> _Task details_: List each line of the data that holds the string "title", please.

+-------+

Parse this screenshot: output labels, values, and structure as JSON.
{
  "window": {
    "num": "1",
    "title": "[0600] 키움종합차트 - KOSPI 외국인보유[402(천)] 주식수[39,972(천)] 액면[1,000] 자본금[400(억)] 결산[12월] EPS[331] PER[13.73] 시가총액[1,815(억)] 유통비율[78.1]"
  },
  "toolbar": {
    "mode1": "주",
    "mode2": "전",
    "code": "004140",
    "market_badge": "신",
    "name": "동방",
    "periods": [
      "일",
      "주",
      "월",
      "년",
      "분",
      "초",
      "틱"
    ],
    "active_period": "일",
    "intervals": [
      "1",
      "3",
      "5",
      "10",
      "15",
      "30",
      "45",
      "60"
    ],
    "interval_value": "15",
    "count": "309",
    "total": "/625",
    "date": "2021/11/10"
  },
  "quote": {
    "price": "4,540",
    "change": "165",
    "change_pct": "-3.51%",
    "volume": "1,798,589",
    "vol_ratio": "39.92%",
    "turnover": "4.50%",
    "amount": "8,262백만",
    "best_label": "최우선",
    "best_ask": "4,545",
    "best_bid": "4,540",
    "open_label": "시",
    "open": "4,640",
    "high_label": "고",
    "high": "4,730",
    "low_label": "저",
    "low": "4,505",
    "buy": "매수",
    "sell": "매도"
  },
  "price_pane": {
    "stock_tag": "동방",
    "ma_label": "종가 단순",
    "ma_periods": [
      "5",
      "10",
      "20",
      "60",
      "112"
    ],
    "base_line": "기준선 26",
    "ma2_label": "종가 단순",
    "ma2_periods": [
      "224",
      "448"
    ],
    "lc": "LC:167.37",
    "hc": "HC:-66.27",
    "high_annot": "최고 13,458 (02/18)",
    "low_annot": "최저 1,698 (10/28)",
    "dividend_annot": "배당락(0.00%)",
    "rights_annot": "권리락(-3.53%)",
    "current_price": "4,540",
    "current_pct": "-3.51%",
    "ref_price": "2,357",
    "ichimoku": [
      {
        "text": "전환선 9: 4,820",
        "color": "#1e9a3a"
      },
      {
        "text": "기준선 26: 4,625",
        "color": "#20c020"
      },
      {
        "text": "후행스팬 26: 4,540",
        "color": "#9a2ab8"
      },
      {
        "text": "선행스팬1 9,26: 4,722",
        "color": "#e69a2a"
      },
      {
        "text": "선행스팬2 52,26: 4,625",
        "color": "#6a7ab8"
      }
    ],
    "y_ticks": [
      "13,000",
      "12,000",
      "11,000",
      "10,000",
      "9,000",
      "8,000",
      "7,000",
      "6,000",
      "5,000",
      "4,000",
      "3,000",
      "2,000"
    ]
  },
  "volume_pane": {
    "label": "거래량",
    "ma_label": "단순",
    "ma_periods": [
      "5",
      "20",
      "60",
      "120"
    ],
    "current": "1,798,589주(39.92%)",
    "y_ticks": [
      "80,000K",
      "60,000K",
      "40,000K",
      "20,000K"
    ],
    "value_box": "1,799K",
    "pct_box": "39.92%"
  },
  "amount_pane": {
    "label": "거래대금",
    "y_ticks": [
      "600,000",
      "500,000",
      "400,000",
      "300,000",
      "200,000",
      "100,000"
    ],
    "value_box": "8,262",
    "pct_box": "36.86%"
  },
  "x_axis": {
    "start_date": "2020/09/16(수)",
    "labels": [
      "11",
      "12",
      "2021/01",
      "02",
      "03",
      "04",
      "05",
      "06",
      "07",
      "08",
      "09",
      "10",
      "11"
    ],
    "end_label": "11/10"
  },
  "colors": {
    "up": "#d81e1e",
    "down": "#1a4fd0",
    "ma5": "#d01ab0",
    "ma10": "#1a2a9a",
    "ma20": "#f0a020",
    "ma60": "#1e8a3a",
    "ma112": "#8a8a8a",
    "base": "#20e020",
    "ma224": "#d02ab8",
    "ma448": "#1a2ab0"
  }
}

+-------+

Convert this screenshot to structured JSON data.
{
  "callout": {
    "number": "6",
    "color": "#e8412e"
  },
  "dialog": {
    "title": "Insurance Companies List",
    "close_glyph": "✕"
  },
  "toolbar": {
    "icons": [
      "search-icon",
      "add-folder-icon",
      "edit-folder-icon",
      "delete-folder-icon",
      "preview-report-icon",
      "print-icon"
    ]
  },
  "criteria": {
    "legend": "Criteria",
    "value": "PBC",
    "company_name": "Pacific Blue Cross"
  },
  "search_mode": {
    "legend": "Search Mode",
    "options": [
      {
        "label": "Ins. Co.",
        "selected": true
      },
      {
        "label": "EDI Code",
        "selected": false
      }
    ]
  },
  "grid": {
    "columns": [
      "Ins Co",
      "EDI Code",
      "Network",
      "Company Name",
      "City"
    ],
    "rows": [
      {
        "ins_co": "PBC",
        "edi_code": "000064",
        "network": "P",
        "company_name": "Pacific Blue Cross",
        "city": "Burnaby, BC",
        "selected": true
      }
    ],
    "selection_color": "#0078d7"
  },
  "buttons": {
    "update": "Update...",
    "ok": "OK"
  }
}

+-------+

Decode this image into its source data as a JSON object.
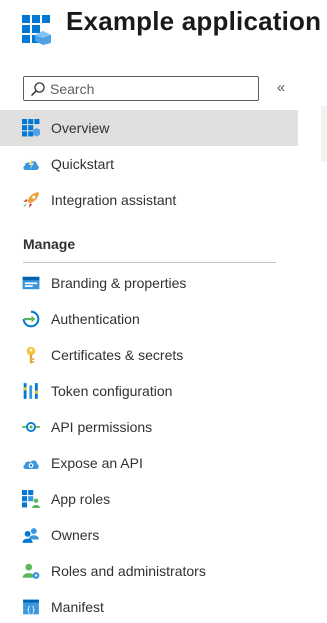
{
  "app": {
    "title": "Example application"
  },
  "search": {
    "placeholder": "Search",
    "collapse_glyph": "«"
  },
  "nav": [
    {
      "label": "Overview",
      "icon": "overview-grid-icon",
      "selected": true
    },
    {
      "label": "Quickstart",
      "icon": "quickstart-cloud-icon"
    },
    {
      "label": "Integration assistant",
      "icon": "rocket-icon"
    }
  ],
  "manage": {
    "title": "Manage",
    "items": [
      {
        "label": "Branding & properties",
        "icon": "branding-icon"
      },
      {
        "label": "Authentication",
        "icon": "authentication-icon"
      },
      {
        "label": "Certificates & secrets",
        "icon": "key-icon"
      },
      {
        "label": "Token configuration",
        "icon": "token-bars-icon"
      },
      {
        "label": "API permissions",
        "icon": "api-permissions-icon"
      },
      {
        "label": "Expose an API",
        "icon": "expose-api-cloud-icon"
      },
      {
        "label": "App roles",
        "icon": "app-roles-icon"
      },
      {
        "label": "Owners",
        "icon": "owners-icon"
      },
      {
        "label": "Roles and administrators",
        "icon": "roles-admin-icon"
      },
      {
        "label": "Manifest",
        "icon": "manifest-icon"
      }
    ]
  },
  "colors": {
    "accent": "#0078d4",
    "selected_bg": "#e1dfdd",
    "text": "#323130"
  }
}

+-------+

> _Final answer_:
    "title": "[0600] 키움종합차트 - KOSPI 외국인보유[402(천)] 주식수[39,972(천)] 액면[1,000] 자본금[400(억)] 결산[12월] EPS[331] PER[13.73] 시가총액[1,815(억)] 유통비율[78.1]"
    "title": "Insurance Companies List",
    "title": "Example application"
    "title": "Manage",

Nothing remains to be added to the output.